##### RECORDS SHOWN

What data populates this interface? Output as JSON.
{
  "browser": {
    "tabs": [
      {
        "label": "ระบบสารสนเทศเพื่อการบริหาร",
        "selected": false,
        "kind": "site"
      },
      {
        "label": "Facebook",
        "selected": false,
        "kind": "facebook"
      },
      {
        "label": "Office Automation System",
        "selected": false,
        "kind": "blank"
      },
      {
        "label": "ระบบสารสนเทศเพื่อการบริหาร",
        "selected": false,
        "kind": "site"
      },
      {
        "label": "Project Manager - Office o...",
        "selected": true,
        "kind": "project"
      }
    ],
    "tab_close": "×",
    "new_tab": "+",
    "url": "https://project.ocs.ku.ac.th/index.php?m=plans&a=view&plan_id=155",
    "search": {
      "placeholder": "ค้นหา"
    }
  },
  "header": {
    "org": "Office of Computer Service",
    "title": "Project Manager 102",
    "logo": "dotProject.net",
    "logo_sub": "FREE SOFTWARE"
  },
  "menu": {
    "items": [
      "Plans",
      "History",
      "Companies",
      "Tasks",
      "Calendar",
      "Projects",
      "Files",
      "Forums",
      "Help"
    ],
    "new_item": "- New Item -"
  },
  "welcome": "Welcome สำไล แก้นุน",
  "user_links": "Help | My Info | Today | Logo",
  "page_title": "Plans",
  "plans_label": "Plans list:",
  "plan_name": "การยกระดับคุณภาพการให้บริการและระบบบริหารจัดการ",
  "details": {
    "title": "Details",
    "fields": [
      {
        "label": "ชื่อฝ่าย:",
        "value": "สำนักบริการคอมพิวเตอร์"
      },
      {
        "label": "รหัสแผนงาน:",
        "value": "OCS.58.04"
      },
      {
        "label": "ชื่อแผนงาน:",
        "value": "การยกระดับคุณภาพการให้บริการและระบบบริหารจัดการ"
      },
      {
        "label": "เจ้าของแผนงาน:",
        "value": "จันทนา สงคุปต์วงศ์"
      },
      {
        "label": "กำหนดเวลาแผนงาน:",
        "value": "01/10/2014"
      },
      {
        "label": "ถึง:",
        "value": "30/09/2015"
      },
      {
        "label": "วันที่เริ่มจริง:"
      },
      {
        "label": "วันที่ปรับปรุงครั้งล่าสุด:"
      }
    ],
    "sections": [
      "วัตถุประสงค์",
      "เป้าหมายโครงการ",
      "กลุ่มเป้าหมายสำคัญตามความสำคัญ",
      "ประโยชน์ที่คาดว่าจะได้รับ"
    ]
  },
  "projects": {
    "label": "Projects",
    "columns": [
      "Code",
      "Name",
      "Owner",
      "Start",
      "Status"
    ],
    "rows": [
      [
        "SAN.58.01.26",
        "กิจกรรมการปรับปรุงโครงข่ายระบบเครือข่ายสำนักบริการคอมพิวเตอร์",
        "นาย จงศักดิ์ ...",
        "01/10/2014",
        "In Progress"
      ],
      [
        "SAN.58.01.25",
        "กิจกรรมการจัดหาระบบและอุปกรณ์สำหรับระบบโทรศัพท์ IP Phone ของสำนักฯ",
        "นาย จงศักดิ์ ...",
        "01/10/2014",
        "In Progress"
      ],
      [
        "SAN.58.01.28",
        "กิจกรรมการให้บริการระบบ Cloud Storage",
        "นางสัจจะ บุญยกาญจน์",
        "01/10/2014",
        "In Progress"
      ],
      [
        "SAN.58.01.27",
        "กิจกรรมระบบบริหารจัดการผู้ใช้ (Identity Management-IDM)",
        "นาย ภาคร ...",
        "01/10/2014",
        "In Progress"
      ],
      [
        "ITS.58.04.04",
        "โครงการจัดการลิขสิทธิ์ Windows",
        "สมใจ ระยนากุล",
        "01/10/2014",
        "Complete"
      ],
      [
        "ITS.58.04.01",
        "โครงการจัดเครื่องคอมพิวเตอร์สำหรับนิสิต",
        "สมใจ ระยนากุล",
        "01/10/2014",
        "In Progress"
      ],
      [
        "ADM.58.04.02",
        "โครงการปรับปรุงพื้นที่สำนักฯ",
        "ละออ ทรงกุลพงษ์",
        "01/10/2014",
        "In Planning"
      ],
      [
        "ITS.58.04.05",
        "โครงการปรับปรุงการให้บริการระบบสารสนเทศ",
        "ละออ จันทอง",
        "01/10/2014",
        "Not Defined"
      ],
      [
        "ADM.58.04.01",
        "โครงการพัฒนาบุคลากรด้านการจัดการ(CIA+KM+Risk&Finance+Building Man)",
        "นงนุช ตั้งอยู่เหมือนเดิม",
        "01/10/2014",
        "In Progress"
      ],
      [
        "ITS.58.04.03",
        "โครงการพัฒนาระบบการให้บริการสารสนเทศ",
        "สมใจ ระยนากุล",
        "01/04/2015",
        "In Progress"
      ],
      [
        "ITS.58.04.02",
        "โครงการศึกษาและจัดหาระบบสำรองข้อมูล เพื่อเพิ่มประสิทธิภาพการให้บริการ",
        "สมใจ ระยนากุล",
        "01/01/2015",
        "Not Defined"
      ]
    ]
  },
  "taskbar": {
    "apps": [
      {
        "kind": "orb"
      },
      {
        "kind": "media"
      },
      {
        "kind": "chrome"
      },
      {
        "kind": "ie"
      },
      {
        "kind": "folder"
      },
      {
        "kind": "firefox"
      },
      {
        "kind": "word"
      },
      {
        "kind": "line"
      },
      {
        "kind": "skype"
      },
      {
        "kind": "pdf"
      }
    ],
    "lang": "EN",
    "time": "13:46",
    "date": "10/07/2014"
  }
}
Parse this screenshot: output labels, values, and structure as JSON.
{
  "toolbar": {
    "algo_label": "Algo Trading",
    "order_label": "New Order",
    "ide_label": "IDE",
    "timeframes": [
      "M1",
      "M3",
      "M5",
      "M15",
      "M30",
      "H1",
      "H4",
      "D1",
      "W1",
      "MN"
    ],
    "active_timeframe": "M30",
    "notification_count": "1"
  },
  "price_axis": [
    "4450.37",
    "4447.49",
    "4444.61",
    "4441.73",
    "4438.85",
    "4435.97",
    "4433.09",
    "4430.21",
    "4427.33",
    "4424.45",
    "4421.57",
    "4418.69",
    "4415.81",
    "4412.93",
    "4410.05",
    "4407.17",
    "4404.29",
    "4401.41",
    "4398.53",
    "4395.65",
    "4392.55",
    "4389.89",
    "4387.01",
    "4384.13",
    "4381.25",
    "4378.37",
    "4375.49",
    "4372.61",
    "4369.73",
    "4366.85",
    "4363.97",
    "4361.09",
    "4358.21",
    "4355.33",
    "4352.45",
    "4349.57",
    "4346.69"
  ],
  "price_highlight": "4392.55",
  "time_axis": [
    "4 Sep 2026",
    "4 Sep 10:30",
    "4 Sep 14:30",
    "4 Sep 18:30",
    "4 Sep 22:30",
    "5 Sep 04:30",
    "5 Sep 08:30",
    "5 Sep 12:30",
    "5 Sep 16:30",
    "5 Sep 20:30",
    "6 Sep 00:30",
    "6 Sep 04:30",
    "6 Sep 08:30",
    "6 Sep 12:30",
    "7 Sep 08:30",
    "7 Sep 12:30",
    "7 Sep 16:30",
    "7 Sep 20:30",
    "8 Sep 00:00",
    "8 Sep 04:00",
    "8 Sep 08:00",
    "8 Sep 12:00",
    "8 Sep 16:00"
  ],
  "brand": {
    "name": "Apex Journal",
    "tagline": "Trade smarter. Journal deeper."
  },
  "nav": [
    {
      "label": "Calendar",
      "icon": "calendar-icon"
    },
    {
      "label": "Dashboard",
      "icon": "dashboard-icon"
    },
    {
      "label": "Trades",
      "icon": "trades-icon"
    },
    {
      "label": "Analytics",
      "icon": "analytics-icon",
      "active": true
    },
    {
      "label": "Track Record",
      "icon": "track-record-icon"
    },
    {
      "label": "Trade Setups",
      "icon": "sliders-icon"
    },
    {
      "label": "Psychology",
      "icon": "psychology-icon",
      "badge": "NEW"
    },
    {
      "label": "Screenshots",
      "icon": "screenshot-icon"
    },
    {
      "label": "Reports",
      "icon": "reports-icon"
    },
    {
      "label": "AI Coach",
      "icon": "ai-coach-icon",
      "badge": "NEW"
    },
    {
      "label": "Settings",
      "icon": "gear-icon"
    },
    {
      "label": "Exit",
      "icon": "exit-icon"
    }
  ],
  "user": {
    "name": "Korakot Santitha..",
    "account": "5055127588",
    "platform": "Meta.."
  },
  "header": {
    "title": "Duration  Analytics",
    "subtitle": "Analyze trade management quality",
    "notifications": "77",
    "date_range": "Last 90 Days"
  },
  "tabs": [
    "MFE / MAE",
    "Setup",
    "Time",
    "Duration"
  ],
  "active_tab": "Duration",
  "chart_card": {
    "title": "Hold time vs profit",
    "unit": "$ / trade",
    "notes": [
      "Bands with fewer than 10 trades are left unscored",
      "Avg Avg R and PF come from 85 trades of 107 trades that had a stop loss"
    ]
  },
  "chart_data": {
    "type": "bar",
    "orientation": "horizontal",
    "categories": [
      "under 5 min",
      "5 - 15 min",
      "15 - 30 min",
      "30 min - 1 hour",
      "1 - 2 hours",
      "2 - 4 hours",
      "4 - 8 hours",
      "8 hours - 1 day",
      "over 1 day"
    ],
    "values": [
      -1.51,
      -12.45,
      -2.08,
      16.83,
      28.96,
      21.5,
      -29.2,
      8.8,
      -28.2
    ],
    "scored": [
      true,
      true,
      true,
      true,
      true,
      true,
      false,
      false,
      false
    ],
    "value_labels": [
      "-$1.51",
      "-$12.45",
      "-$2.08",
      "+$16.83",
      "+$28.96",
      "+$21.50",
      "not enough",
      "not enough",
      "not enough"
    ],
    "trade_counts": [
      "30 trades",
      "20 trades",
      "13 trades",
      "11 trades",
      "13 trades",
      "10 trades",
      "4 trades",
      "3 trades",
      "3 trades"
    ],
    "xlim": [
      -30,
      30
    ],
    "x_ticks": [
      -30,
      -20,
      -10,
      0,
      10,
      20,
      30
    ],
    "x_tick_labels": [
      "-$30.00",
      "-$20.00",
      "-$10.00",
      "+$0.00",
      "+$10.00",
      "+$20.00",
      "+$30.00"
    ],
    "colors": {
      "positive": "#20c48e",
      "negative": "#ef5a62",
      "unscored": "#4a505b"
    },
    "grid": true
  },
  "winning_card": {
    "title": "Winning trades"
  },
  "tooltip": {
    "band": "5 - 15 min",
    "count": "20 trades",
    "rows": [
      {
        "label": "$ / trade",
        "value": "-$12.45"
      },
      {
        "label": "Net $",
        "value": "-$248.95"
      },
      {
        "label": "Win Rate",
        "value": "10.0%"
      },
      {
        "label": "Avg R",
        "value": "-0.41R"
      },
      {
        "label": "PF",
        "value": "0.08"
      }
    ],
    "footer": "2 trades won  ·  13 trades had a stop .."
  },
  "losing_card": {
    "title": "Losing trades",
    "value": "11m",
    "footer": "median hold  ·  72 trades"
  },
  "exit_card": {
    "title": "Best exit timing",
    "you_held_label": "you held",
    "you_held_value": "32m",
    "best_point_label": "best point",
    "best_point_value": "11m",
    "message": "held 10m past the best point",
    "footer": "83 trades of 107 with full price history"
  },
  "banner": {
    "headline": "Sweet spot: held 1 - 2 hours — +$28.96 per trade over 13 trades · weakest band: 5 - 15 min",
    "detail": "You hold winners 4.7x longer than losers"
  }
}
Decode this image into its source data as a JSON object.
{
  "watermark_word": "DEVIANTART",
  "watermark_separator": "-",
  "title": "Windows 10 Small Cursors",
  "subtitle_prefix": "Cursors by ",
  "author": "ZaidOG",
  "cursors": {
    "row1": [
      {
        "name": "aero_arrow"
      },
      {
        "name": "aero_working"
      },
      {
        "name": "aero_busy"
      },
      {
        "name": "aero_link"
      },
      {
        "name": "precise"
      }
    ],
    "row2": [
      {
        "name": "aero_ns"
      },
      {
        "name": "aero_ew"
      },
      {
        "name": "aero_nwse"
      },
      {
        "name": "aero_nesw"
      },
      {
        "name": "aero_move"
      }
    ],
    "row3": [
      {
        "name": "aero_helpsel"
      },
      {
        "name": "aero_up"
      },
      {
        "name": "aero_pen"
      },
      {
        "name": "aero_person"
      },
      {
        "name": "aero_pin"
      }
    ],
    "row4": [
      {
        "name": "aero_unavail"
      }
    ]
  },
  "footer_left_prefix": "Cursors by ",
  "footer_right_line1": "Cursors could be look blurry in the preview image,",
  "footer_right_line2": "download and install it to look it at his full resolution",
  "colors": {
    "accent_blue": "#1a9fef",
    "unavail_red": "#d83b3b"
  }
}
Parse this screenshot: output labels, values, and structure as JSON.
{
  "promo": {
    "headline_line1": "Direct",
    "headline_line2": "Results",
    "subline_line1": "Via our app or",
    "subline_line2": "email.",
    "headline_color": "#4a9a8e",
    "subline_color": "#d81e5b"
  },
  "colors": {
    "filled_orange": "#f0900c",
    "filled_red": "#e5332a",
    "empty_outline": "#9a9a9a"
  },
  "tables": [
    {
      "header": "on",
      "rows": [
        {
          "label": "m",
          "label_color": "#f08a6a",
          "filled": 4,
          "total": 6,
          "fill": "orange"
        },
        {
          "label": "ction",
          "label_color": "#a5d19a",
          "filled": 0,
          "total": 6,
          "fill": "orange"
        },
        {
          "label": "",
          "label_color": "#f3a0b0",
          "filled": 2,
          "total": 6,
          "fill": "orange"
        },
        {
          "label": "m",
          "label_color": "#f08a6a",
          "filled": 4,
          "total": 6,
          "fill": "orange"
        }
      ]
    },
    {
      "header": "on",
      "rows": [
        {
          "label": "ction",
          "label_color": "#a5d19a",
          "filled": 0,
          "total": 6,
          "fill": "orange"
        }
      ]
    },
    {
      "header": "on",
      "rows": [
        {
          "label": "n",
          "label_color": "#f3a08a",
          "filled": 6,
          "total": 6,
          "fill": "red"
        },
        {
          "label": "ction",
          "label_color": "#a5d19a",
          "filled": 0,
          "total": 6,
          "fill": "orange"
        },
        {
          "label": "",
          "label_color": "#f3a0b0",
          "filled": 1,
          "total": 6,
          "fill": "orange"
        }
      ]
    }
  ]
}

##########

■ WRITTEN INSTRUCTION ■
Whichever lines contain the string "วเตอร", select and copy them.

■ CORRECT ANSWER ■
        "value": "สำนักบริการคอมพิวเตอร์"
        "กิจกรรมการปรับปรุงโครงข่ายระบบเครือข่ายสำนักบริการคอมพิวเตอร์",
        "โครงการจัดเครื่องคอมพิวเตอร์สำหรับนิสิต",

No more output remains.